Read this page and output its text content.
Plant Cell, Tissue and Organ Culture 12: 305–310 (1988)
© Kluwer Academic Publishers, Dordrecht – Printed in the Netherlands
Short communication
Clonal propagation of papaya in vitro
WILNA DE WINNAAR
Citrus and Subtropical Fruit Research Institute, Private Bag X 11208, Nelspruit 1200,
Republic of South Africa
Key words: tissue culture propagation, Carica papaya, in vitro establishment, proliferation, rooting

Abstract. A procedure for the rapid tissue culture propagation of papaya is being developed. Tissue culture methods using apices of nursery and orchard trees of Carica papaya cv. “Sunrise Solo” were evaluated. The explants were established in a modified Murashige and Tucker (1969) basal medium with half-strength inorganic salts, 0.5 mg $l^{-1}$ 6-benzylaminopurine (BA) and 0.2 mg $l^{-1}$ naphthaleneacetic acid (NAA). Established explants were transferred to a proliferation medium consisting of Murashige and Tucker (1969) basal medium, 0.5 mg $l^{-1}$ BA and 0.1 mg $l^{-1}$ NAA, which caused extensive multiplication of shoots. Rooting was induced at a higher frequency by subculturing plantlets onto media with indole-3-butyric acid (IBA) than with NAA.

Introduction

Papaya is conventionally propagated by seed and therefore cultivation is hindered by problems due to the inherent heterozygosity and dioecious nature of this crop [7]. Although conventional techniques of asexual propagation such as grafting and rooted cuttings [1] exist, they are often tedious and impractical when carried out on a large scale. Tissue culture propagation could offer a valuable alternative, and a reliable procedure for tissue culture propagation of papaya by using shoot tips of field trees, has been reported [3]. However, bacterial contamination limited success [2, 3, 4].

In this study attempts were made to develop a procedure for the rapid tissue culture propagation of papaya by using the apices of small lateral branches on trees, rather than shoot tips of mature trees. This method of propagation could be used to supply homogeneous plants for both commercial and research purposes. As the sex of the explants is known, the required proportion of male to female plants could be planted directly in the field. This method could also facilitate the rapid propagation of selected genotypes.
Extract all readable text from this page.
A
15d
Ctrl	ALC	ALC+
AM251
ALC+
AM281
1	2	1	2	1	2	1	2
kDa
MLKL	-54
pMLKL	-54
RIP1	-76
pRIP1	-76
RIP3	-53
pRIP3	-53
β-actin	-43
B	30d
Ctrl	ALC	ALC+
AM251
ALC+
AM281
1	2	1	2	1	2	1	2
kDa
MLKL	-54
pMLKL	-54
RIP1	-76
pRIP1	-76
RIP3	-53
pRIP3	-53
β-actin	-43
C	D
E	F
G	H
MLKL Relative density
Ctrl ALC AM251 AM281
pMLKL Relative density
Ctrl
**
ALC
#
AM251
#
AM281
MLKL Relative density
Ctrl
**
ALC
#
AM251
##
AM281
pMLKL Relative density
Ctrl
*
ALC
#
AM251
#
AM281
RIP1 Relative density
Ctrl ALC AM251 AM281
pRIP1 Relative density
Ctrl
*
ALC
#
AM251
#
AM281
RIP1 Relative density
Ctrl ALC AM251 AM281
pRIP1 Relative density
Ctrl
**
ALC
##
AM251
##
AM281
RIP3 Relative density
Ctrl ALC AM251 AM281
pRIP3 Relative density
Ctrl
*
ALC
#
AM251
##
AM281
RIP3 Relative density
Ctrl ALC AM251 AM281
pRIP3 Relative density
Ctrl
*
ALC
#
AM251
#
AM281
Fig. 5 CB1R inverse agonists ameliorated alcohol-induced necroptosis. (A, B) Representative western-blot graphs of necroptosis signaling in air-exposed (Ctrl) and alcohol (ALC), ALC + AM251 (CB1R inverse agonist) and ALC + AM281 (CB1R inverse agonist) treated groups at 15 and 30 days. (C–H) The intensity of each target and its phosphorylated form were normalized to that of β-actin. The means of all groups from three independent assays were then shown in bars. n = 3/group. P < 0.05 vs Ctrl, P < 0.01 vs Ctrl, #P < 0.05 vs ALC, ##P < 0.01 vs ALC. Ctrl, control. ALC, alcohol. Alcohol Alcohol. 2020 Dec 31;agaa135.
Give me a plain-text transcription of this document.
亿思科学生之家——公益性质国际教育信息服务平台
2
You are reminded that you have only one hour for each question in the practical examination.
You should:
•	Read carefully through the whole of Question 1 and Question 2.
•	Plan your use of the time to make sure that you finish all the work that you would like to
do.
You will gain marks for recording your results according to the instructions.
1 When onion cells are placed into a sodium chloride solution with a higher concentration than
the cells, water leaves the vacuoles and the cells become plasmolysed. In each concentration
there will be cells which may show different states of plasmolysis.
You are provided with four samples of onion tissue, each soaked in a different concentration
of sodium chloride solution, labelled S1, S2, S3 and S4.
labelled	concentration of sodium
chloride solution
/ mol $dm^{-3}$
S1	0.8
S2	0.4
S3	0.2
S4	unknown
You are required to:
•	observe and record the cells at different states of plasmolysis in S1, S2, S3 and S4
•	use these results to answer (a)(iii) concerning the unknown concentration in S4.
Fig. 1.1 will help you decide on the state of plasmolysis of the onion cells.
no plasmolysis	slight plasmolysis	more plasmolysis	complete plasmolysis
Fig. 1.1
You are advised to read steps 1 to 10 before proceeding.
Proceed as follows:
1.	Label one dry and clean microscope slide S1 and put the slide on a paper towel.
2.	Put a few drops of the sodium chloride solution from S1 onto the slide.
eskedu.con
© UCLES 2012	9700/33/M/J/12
===============
WHAT YOU SHOULD DO ::
Only a number is wanted: how many lines of the material above hold "chloride"?

RESPONSE TO THIS TASK ::
4